>> start Given entries

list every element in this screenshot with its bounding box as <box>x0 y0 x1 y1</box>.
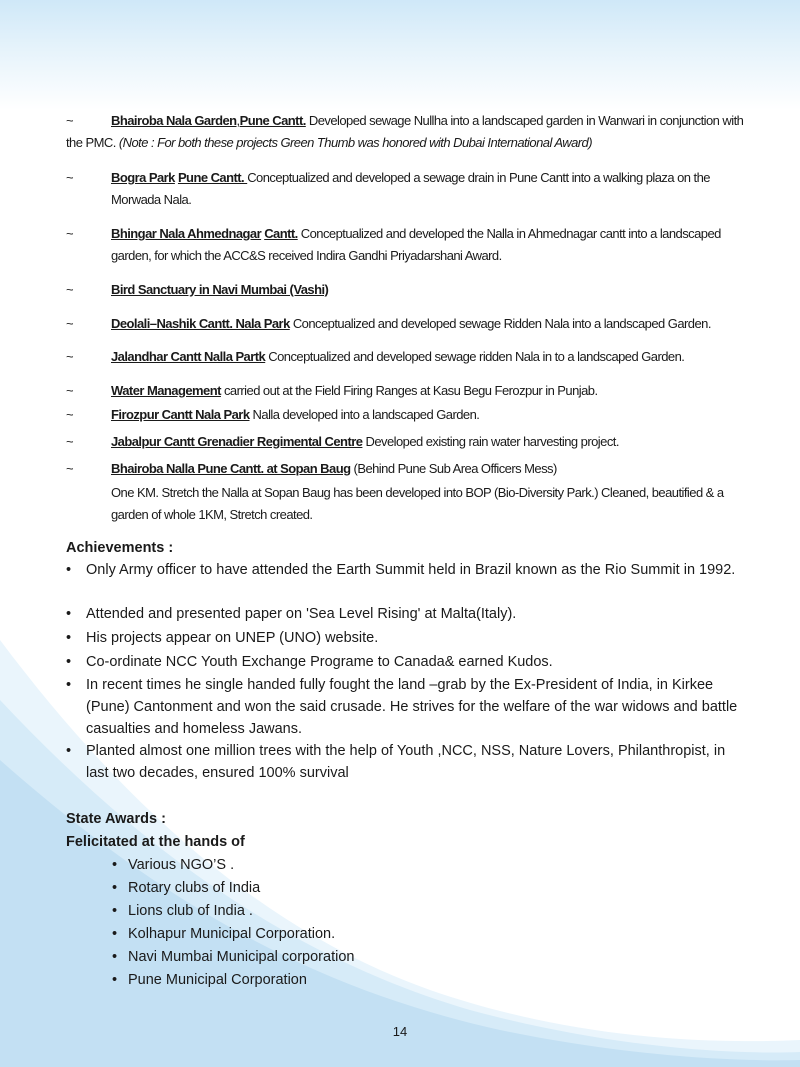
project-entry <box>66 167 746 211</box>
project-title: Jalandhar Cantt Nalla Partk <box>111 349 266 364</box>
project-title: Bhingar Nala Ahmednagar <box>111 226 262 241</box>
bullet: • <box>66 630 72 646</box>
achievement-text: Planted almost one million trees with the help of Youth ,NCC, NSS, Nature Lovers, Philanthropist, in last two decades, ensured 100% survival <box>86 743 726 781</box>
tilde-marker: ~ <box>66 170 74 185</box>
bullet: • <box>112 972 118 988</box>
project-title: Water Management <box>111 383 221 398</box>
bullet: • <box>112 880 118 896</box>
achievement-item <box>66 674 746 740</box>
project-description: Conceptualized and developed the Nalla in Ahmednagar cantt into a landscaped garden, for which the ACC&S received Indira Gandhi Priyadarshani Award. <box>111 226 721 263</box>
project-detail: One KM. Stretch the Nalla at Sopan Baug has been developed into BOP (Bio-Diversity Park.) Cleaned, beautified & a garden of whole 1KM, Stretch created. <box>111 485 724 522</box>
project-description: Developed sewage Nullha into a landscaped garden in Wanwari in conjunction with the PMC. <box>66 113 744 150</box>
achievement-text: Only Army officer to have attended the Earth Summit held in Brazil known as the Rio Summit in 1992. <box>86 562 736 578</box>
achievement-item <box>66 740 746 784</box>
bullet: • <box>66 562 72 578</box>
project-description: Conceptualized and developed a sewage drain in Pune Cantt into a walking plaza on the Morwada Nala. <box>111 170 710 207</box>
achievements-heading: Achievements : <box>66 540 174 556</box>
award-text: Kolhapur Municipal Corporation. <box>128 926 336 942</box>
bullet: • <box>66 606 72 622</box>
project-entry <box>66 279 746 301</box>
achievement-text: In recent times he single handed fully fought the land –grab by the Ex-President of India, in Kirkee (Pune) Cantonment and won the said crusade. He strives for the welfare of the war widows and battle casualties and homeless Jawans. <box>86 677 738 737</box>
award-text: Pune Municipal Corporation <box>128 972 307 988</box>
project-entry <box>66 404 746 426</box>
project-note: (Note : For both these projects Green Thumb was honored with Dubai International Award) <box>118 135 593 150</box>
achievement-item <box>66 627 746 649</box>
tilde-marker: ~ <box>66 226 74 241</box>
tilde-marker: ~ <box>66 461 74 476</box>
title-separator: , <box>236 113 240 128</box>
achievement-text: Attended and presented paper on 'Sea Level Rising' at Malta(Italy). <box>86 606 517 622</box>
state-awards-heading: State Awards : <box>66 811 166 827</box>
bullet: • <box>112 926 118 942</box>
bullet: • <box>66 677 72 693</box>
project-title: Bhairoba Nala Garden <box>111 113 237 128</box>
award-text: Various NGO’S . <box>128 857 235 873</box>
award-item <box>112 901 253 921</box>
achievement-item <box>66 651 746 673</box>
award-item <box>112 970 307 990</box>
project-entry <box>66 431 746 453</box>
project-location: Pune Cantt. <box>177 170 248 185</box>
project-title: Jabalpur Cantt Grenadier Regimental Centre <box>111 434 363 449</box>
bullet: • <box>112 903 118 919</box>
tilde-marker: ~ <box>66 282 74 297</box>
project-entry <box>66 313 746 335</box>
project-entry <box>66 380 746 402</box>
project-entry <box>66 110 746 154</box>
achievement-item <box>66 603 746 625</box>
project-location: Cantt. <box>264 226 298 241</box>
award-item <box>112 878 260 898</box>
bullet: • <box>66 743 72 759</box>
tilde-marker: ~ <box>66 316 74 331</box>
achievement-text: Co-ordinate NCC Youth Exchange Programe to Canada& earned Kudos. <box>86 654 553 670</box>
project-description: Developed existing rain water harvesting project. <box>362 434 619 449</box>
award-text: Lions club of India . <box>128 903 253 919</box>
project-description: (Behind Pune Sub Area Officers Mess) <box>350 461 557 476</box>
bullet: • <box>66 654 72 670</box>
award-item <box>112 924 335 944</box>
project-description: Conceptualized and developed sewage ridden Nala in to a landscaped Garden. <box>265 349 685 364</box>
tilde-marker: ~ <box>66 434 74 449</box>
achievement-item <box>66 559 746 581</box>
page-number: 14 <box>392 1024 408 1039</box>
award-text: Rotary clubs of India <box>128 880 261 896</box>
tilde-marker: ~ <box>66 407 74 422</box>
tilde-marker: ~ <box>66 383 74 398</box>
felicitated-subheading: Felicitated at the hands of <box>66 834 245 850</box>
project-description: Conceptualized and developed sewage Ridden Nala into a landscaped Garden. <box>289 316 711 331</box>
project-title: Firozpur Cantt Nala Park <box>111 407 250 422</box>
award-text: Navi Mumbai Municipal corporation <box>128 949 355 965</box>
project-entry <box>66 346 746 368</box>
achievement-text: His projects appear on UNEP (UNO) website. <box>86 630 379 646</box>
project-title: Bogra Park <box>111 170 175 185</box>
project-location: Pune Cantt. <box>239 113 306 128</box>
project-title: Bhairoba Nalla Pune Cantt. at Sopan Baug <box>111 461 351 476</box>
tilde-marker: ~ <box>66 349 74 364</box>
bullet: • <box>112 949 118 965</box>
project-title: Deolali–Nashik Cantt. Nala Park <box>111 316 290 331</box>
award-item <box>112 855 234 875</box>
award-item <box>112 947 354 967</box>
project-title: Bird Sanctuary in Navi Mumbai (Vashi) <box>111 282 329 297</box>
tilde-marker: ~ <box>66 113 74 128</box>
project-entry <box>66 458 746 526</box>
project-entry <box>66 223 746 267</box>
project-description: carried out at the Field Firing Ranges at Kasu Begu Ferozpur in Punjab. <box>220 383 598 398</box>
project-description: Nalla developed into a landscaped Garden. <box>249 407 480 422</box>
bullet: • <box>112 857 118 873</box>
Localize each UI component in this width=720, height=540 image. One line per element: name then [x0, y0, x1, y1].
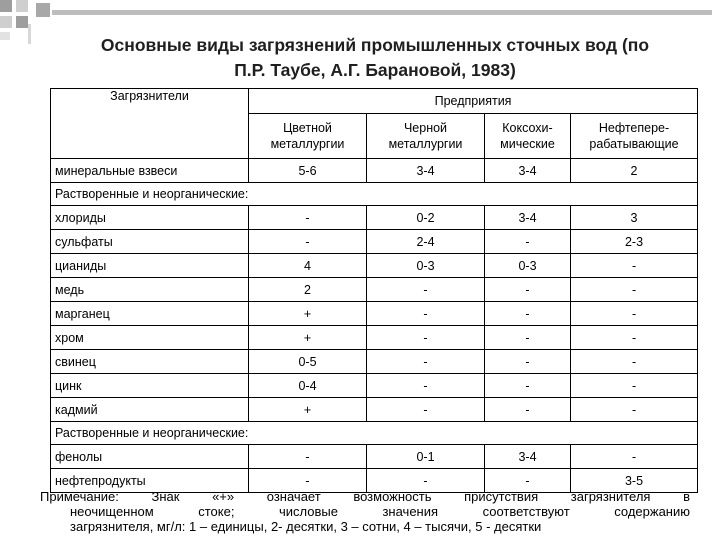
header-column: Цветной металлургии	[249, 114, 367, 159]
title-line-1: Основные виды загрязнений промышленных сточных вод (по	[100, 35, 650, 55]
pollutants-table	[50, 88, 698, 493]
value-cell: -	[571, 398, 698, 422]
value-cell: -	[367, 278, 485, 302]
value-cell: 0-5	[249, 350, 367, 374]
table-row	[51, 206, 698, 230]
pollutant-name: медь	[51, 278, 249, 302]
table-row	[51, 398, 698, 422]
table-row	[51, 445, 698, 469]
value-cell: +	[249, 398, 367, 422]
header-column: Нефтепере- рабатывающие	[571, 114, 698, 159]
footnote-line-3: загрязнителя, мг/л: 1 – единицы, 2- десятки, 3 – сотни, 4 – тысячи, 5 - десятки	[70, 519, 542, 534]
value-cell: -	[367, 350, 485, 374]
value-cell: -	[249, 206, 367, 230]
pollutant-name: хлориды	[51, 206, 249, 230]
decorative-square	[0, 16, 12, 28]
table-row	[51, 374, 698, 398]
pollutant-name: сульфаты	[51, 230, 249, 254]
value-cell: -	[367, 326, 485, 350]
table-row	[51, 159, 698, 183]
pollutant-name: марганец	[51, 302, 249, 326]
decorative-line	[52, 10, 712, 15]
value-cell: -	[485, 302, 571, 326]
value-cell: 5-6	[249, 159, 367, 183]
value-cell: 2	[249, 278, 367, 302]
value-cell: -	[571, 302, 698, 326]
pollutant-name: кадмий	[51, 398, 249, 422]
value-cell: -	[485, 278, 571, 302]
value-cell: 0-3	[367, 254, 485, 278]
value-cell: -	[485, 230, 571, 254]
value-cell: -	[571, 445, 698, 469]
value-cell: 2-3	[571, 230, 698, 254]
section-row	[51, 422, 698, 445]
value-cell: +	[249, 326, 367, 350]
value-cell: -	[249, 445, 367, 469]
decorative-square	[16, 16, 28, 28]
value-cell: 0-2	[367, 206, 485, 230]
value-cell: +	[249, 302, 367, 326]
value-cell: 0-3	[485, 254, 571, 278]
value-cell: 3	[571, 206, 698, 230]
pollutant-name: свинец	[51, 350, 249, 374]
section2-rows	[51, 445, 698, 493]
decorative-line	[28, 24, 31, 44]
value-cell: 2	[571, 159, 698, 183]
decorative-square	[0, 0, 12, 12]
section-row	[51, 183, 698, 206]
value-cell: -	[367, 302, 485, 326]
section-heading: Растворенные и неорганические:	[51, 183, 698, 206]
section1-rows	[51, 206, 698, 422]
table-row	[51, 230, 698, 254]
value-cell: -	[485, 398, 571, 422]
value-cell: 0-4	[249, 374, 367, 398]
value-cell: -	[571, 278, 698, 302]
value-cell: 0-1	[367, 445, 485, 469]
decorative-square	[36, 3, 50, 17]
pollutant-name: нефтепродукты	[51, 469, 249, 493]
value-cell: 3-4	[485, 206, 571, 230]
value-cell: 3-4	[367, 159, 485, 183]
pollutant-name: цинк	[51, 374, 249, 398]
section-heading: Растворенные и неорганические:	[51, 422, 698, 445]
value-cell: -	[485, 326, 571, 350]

>> end Given entries

# The problem:
Please retype the entries in the part that opens with the line containing "project-entry <box>66 167 746 211</box>" and closes with the line containing "achievement-item <box>66 674 746 740</box>", keeping each line identical.

# Output for this task:
project-entry <box>66 167 746 211</box>
project-title: Jalandhar Cantt Nalla Partk <box>111 349 266 364</box>
project-title: Bhingar Nala Ahmednagar <box>111 226 262 241</box>
bullet: • <box>66 630 72 646</box>
achievement-text: Planted almost one million trees with the help of Youth ,NCC, NSS, Nature Lovers, Philanthropist, in last two decades, ensured 100% survival <box>86 743 726 781</box>
tilde-marker: ~ <box>66 170 74 185</box>
bullet: • <box>112 972 118 988</box>
project-title: Water Management <box>111 383 221 398</box>
bullet: • <box>112 880 118 896</box>
achievement-item <box>66 674 746 740</box>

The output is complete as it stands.